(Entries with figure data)
=-=-=-=-=

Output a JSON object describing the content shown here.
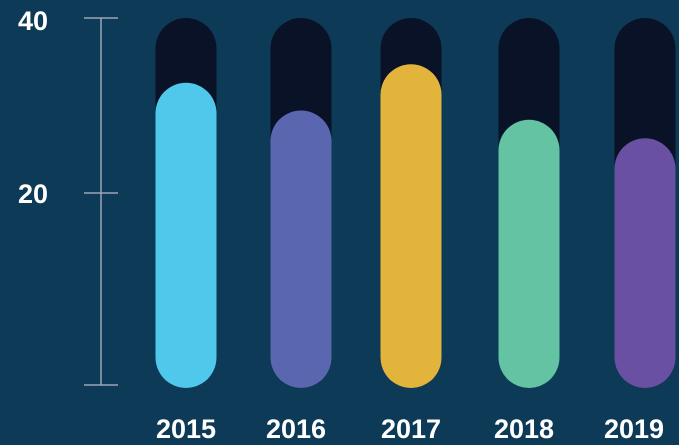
{
  "chart_data": {
    "type": "bar",
    "categories": [
      "2015",
      "2016",
      "2017",
      "2018",
      "2019"
    ],
    "values": [
      33,
      30,
      35,
      29,
      27
    ],
    "ylim": [
      0,
      40
    ],
    "y_ticks": [
      "40",
      "20"
    ],
    "bar_colors": [
      "#4fc8ec",
      "#5a66b0",
      "#e3b43c",
      "#63c3a2",
      "#6a50a2"
    ],
    "track_color": "#091226",
    "axis_color": "#9aa8b5",
    "grid": false
  }
}
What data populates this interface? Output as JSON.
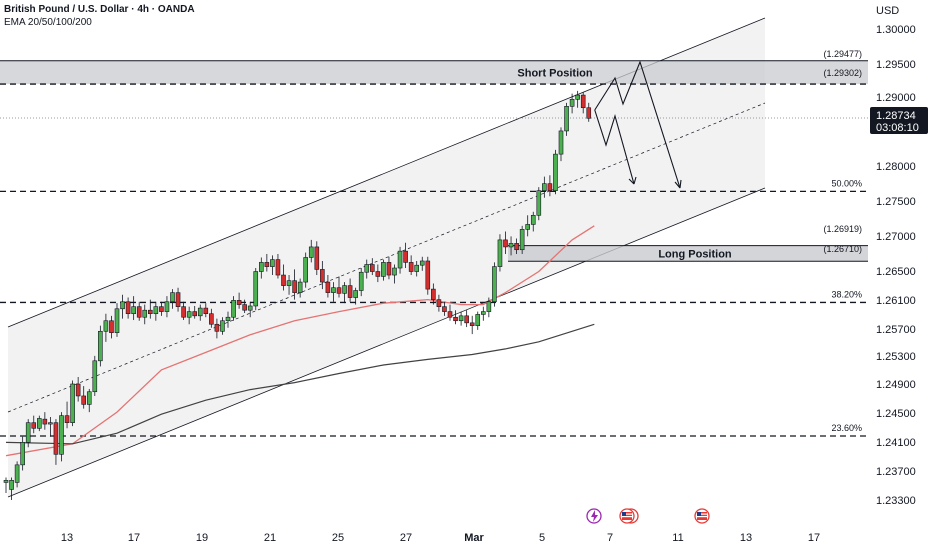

=-=-=-=-=

Description of the task
Without including any picture, retype the entries exactly.

Answer below
Output a JSON object describing the content shown here.
{
  "chart_data": {
    "type": "bar",
    "categories": [
      "2015",
      "2016",
      "2017",
      "2018",
      "2019"
    ],
    "values": [
      33,
      30,
      35,
      29,
      27
    ],
    "ylim": [
      0,
      40
    ],
    "y_ticks": [
      "40",
      "20"
    ],
    "bar_colors": [
      "#4fc8ec",
      "#5a66b0",
      "#e3b43c",
      "#63c3a2",
      "#6a50a2"
    ],
    "track_color": "#091226",
    "axis_color": "#9aa8b5",
    "grid": false
  }
}
What data populates this interface? Output as JSON.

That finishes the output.